REQUIRED TASK: Pull every line of the entries that has the word "name".

LISTED ENTRIES:
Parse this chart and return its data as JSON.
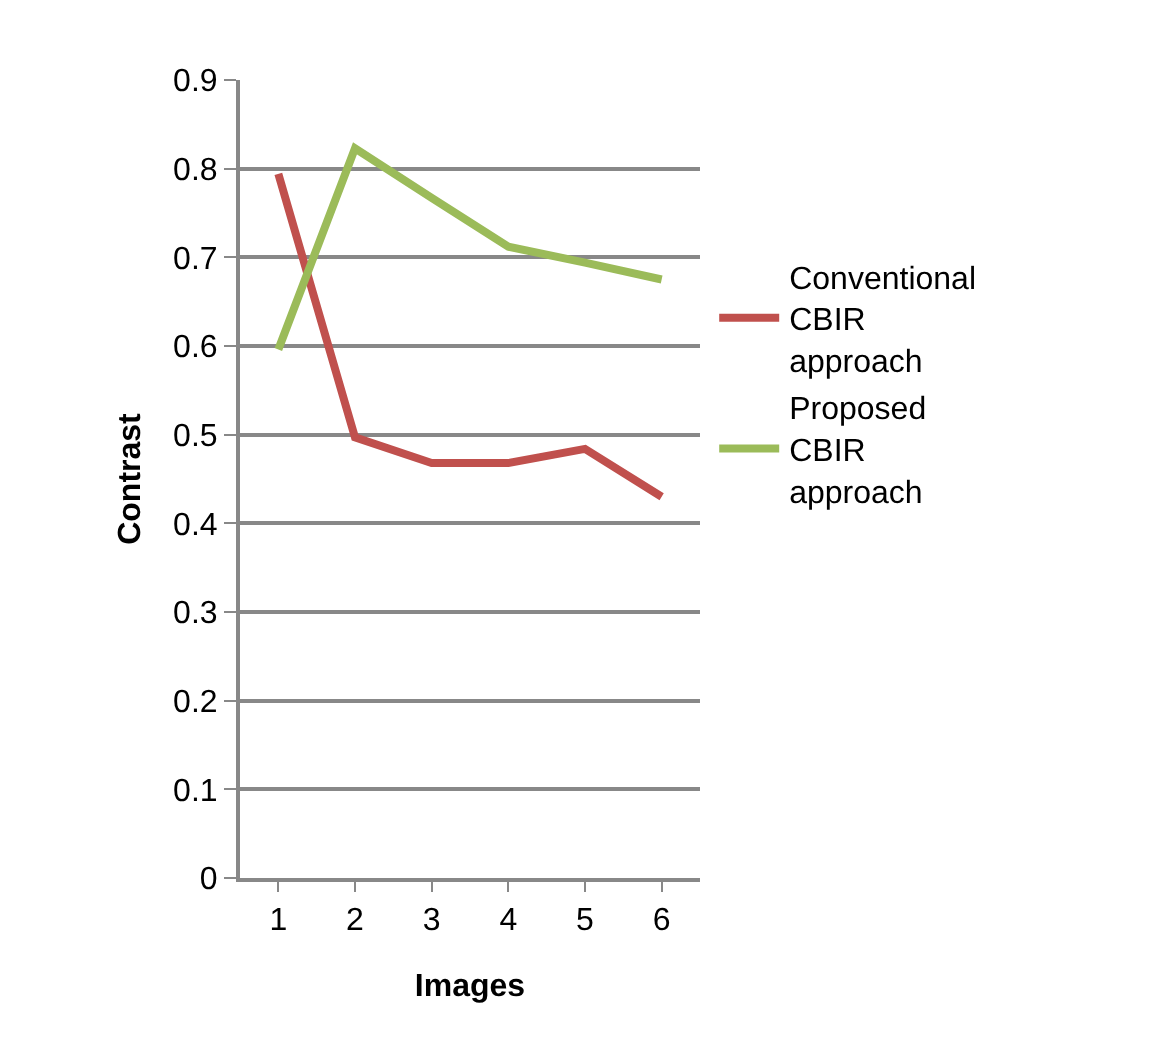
{
  "chart_data": {
    "type": "line",
    "xlabel": "Images",
    "ylabel": "Contrast",
    "categories": [
      "1",
      "2",
      "3",
      "4",
      "5",
      "6"
    ],
    "series": [
      {
        "name": "Conventional CBIR approach",
        "color": "#c0504d",
        "values": [
          0.794,
          0.497,
          0.468,
          0.468,
          0.484,
          0.43
        ]
      },
      {
        "name": "Proposed CBIR approach",
        "color": "#9bbb59",
        "values": [
          0.596,
          0.823,
          0.767,
          0.712,
          0.694,
          0.675
        ]
      }
    ],
    "ylim": [
      0,
      0.9
    ],
    "yticks": [
      0,
      0.1,
      0.2,
      0.3,
      0.4,
      0.5,
      0.6,
      0.7,
      0.8,
      0.9
    ],
    "grid": "y",
    "legend": "right",
    "marker": "none",
    "line_style": "solid"
  }
}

OUTPUT FOR THIS TASK:
        "name": "Conventional CBIR approach",
        "name": "Proposed CBIR approach",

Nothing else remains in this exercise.